Objective: What follows is a block of records; restate each one word for word.

---------- Records provided

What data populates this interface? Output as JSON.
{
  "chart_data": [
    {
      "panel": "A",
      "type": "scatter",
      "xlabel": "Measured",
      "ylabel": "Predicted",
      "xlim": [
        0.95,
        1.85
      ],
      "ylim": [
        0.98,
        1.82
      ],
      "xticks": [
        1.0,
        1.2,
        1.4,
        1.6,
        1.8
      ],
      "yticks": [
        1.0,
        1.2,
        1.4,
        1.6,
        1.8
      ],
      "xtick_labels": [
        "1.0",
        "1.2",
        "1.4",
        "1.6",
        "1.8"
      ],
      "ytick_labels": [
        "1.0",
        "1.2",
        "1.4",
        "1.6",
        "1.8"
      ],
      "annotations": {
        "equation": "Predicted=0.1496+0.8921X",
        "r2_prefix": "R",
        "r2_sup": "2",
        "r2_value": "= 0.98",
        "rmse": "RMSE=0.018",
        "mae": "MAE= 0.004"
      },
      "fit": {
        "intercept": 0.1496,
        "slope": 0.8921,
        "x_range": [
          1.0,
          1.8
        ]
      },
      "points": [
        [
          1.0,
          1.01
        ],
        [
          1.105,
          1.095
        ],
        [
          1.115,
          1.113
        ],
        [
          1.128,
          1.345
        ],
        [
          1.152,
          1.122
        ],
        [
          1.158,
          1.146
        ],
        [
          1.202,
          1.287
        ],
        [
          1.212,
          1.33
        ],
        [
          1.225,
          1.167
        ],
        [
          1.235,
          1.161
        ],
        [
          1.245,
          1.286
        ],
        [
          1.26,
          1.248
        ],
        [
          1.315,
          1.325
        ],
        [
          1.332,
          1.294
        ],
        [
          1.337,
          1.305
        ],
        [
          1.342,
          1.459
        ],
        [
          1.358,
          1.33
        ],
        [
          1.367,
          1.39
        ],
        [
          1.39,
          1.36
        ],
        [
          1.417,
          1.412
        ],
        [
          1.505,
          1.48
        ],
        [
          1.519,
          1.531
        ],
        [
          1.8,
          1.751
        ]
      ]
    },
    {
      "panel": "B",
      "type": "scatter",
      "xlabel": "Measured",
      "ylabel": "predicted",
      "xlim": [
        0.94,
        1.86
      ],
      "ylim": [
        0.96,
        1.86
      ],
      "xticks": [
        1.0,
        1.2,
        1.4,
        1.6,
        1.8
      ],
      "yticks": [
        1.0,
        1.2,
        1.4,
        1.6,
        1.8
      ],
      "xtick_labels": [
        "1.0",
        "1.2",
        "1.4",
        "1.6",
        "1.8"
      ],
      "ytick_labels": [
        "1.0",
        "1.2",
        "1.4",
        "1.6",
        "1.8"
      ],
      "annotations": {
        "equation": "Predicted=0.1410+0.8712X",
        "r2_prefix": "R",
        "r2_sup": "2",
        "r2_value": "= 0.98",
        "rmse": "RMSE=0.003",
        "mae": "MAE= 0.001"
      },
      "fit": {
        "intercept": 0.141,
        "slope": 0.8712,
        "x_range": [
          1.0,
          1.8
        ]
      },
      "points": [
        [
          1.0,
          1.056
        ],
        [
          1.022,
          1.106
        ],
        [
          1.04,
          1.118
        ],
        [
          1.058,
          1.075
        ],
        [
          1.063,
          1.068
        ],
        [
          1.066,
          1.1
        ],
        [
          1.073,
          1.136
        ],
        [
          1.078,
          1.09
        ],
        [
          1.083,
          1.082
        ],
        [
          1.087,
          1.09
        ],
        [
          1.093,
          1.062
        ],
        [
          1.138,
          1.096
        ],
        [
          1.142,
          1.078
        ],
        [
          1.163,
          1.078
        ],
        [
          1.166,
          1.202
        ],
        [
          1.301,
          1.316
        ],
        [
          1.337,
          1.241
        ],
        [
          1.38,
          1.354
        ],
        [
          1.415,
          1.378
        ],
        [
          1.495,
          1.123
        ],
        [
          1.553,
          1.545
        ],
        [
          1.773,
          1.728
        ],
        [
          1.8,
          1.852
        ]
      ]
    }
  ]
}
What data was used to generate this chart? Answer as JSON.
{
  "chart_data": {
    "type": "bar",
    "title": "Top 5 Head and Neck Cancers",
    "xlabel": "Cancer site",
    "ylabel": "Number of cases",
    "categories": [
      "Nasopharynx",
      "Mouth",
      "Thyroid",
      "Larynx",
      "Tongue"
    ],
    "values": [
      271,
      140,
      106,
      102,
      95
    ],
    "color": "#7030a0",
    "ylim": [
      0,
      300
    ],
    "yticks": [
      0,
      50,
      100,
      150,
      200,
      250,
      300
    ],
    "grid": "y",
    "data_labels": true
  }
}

--------------------

Exercise result:
What data populates this interface? Output as JSON.
{
  "chart_data": [
    {
      "panel": "A",
      "type": "scatter",
      "xlabel": "Measured",
      "ylabel": "Predicted",
      "xlim": [
        0.95,
        1.85
      ],
      "ylim": [
        0.98,
        1.82
      ],
      "xticks": [
        1.0,
        1.2,
        1.4,
        1.6,
        1.8
      ],
      "yticks": [
        1.0,
        1.2,
        1.4,
        1.6,
        1.8
      ],
      "xtick_labels": [
        "1.0",
        "1.2",
        "1.4",
        "1.6",
        "1.8"
      ],
      "ytick_labels": [
        "1.0",
        "1.2",
        "1.4",
        "1.6",
        "1.8"
      ],
      "annotations": {
        "equation": "Predicted=0.1496+0.8921X",
        "r2_prefix": "R",
        "r2_sup": "2",
        "r2_value": "= 0.98",
        "rmse": "RMSE=0.018",
        "mae": "MAE= 0.004"
      },
      "fit": {
        "intercept": 0.1496,
        "slope": 0.8921,
        "x_range": [
          1.0,
          1.8
        ]
      },
      "points": [
        [
          1.0,
          1.01
        ],
        [
          1.105,
          1.095
        ],
        [
          1.115,
          1.113
        ],
        [
          1.128,
          1.345
        ],
        [
          1.152,
          1.122
        ],
        [
          1.158,
          1.146
        ],
        [
          1.202,
          1.287
        ],
        [
          1.212,
          1.33
        ],
        [
          1.225,
          1.167
        ],
        [
          1.235,
          1.161
        ],
        [
          1.245,
          1.286
        ],
        [
          1.26,
          1.248
        ],
        [
          1.315,
          1.325
        ],
        [
          1.332,
          1.294
        ],
        [
          1.337,
          1.305
        ],
        [
          1.342,
          1.459
        ],
        [
          1.358,
          1.33
        ],
        [
          1.367,
          1.39
        ],
        [
          1.39,
          1.36
        ],
        [
          1.417,
          1.412
        ],
        [
          1.505,
          1.48
        ],
        [
          1.519,
          1.531
        ],
        [
          1.8,
          1.751
        ]
      ]
    },
    {
      "panel": "B",
      "type": "scatter",
      "xlabel": "Measured",
      "ylabel": "predicted",
      "xlim": [
        0.94,
        1.86
      ],
      "ylim": [
        0.96,
        1.86
      ],
      "xticks": [
        1.0,
        1.2,
        1.4,
        1.6,
        1.8
      ],
      "yticks": [
        1.0,
        1.2,
        1.4,
        1.6,
        1.8
      ],
      "xtick_labels": [
        "1.0",
        "1.2",
        "1.4",
        "1.6",
        "1.8"
      ],
      "ytick_labels": [
        "1.0",
        "1.2",
        "1.4",
        "1.6",
        "1.8"
      ],
      "annotations": {
        "equation": "Predicted=0.1410+0.8712X",
        "r2_prefix": "R",
        "r2_sup": "2",
        "r2_value": "= 0.98",
        "rmse": "RMSE=0.003",
        "mae": "MAE= 0.001"
      },
      "fit": {
        "intercept": 0.141,
        "slope": 0.8712,
        "x_range": [
          1.0,
          1.8
        ]
      },
      "points": [
        [
          1.0,
          1.056
        ],
        [
          1.022,
          1.106
        ],
        [
          1.04,
          1.118
        ],
        [
          1.058,
          1.075
        ],
        [
          1.063,
          1.068
        ],
        [
          1.066,
          1.1
        ],
        [
          1.073,
          1.136
        ],
        [
          1.078,
          1.09
        ],
        [
          1.083,
          1.082
        ],
        [
          1.087,
          1.09
        ],
        [
          1.093,
          1.062
        ],
        [
          1.138,
          1.096
        ],
        [
          1.142,
          1.078
        ],
        [
          1.163,
          1.078
        ],
        [
          1.166,
          1.202
        ],
        [
          1.301,
          1.316
        ],
        [
          1.337,
          1.241
        ],
        [
          1.38,
          1.354
        ],
        [
          1.415,
          1.378
        ],
        [
          1.495,
          1.123
        ],
        [
          1.553,
          1.545
        ],
        [
          1.773,
          1.728
        ],
        [
          1.8,
          1.852
        ]
      ]
    }
  ]
}
What data was used to generate this chart? Answer as JSON.
{
  "chart_data": {
    "type": "bar",
    "title": "Top 5 Head and Neck Cancers",
    "xlabel": "Cancer site",
    "ylabel": "Number of cases",
    "categories": [
      "Nasopharynx",
      "Mouth",
      "Thyroid",
      "Larynx",
      "Tongue"
    ],
    "values": [
      271,
      140,
      106,
      102,
      95
    ],
    "color": "#7030a0",
    "ylim": [
      0,
      300
    ],
    "yticks": [
      0,
      50,
      100,
      150,
      200,
      250,
      300
    ],
    "grid": "y",
    "data_labels": true
  }
}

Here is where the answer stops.